╭─ RECORD EXCERPTS

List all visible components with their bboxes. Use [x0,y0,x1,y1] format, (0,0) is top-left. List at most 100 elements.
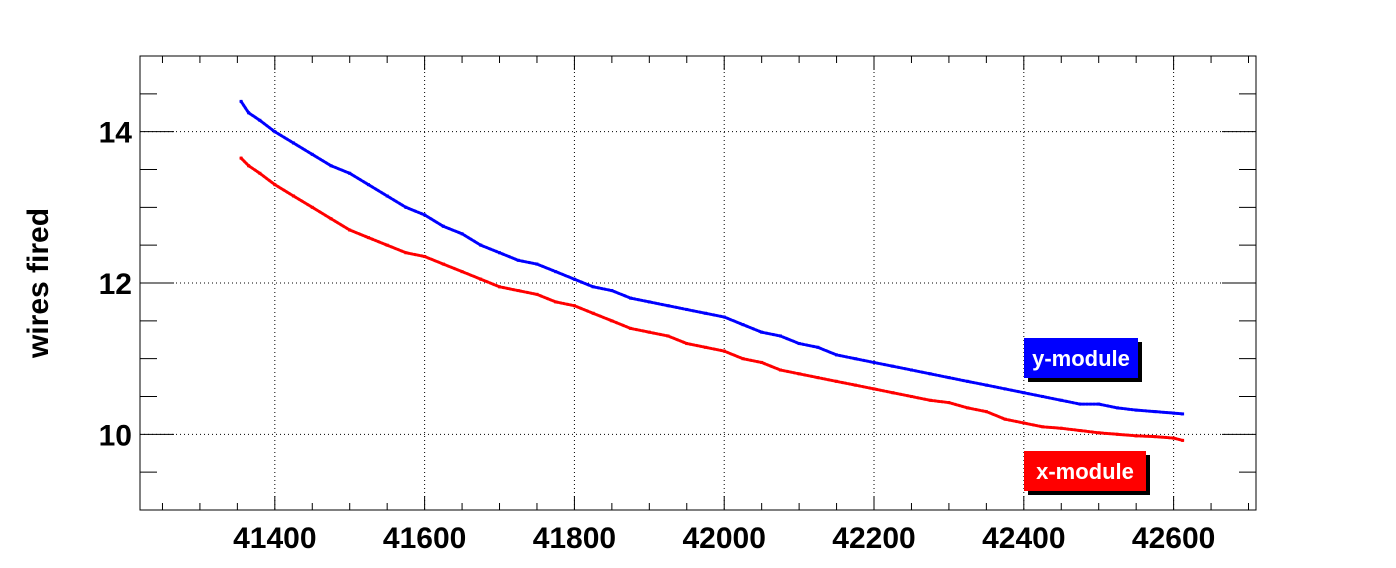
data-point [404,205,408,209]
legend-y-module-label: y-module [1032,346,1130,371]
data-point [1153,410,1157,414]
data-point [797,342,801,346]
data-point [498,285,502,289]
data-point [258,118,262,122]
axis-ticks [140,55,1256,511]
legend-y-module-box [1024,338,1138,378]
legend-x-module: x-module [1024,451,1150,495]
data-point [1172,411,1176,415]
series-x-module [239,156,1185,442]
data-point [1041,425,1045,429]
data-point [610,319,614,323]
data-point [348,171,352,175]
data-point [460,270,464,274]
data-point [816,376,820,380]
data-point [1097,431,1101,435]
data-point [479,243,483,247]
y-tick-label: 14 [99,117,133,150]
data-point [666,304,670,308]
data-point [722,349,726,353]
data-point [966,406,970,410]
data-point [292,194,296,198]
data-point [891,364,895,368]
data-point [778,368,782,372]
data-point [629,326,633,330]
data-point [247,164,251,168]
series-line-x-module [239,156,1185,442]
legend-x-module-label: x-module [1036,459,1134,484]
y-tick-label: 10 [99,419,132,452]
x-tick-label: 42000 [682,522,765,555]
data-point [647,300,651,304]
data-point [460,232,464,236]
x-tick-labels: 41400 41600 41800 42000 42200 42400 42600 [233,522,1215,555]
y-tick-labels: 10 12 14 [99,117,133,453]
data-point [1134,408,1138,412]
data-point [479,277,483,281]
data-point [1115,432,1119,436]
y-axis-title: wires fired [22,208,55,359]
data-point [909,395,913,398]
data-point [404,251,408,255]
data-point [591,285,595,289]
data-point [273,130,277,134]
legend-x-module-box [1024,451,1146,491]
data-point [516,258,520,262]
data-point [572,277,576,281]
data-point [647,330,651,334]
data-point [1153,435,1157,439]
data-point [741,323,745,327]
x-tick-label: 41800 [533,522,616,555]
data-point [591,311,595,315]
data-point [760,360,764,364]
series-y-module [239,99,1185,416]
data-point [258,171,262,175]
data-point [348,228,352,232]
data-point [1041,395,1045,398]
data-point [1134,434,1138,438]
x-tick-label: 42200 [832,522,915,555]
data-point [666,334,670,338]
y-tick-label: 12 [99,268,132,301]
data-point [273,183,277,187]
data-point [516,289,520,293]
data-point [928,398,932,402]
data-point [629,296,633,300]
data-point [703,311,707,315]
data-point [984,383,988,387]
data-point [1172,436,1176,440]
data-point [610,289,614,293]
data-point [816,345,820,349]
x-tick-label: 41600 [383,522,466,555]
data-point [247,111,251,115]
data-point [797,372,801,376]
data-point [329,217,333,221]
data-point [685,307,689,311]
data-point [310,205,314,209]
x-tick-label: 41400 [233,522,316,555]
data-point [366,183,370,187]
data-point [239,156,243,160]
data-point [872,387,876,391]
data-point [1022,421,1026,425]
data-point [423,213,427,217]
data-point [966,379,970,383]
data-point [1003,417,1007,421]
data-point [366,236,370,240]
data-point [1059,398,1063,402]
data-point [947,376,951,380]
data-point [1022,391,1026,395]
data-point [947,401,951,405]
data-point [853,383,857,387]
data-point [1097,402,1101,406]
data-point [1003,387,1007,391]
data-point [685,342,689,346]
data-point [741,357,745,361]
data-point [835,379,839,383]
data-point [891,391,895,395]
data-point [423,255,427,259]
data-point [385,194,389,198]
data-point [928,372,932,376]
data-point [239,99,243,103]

╰─
╭─ RECORD EXCERPTS

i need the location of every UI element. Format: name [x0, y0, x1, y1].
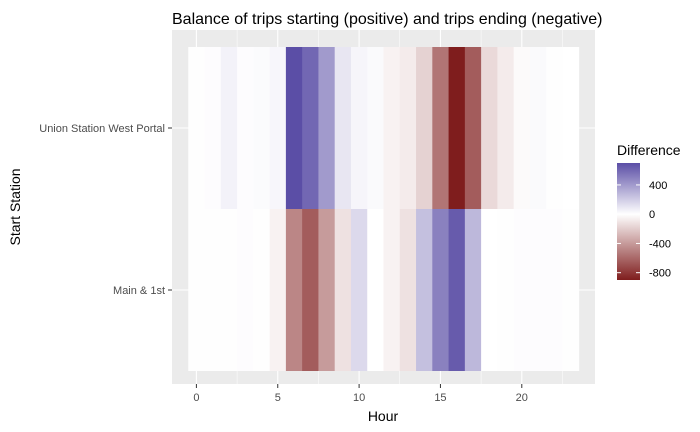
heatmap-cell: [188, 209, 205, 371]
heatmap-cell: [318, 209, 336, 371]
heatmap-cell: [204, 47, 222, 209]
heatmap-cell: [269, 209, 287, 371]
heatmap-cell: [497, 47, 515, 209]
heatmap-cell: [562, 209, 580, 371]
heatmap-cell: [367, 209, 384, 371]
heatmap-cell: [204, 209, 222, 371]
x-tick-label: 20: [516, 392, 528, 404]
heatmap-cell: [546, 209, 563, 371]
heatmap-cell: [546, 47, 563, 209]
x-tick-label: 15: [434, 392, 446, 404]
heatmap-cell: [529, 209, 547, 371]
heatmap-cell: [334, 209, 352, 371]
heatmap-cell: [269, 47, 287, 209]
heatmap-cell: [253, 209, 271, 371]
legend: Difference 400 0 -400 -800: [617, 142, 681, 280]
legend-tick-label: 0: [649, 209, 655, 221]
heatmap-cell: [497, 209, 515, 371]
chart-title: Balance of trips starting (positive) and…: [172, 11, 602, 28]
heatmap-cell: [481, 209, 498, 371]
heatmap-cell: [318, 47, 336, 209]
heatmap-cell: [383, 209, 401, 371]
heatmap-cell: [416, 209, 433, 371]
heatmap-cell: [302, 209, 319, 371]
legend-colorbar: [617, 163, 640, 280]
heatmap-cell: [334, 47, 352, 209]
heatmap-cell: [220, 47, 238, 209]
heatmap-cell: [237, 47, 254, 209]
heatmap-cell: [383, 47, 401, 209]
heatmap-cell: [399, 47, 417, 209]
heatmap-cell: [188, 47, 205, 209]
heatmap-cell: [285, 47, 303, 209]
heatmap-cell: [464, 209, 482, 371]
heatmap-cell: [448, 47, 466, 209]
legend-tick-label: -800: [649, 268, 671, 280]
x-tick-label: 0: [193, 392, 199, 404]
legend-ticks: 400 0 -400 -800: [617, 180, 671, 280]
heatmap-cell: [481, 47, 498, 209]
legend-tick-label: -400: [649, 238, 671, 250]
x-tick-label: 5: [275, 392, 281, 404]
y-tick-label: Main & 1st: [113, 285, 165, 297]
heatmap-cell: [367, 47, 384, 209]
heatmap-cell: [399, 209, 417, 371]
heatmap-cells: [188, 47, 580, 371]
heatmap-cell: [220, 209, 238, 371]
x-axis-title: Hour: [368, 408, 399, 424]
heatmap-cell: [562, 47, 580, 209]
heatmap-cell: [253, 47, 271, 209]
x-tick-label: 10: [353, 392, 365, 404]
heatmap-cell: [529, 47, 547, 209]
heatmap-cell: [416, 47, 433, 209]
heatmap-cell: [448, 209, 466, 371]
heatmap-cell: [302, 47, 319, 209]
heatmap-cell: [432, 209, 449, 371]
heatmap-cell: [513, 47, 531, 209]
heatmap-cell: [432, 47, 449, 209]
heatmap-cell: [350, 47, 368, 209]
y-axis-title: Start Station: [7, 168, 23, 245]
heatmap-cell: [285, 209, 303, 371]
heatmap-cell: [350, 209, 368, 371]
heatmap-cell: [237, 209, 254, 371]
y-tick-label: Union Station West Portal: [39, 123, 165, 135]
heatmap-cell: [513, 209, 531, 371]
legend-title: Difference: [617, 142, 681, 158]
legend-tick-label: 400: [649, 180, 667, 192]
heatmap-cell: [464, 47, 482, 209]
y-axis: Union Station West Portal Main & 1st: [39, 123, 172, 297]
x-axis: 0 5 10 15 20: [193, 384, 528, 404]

╰─

• WHAT TO WORK ON
Can you rewrite only the data that begins at the line with "heatmap-cell: [188, 209, 205, 371]" and stops after the line with "heatmap-cell: [220, 47, 238, 209]", changing "heatmap-cell" to "heatmap-tile" and keeping everything else the same?

• ANSWER FOR THE TASK
heatmap-tile: [188, 209, 205, 371]
heatmap-tile: [318, 209, 336, 371]
heatmap-tile: [204, 47, 222, 209]
heatmap-tile: [269, 209, 287, 371]
heatmap-tile: [497, 47, 515, 209]
heatmap-tile: [562, 209, 580, 371]
heatmap-tile: [367, 209, 384, 371]
heatmap-tile: [204, 209, 222, 371]
x-tick-label: 20: [516, 392, 528, 404]
heatmap-tile: [546, 209, 563, 371]
heatmap-tile: [546, 47, 563, 209]
x-tick-label: 15: [434, 392, 446, 404]
heatmap-tile: [529, 209, 547, 371]
heatmap-tile: [334, 209, 352, 371]
heatmap-tile: [269, 47, 287, 209]
heatmap-tile: [253, 209, 271, 371]
legend: Difference 400 0 -400 -800: [617, 142, 681, 280]
legend-tick-label: 0: [649, 209, 655, 221]
heatmap-tile: [497, 209, 515, 371]
chart-title: Balance of trips starting (positive) and…: [172, 11, 602, 28]
heatmap-tile: [481, 209, 498, 371]
heatmap-tile: [318, 47, 336, 209]
heatmap-tile: [383, 209, 401, 371]
heatmap-tile: [416, 209, 433, 371]
heatmap-tile: [302, 209, 319, 371]
legend-colorbar: [617, 163, 640, 280]
heatmap-tile: [334, 47, 352, 209]
heatmap-tile: [220, 47, 238, 209]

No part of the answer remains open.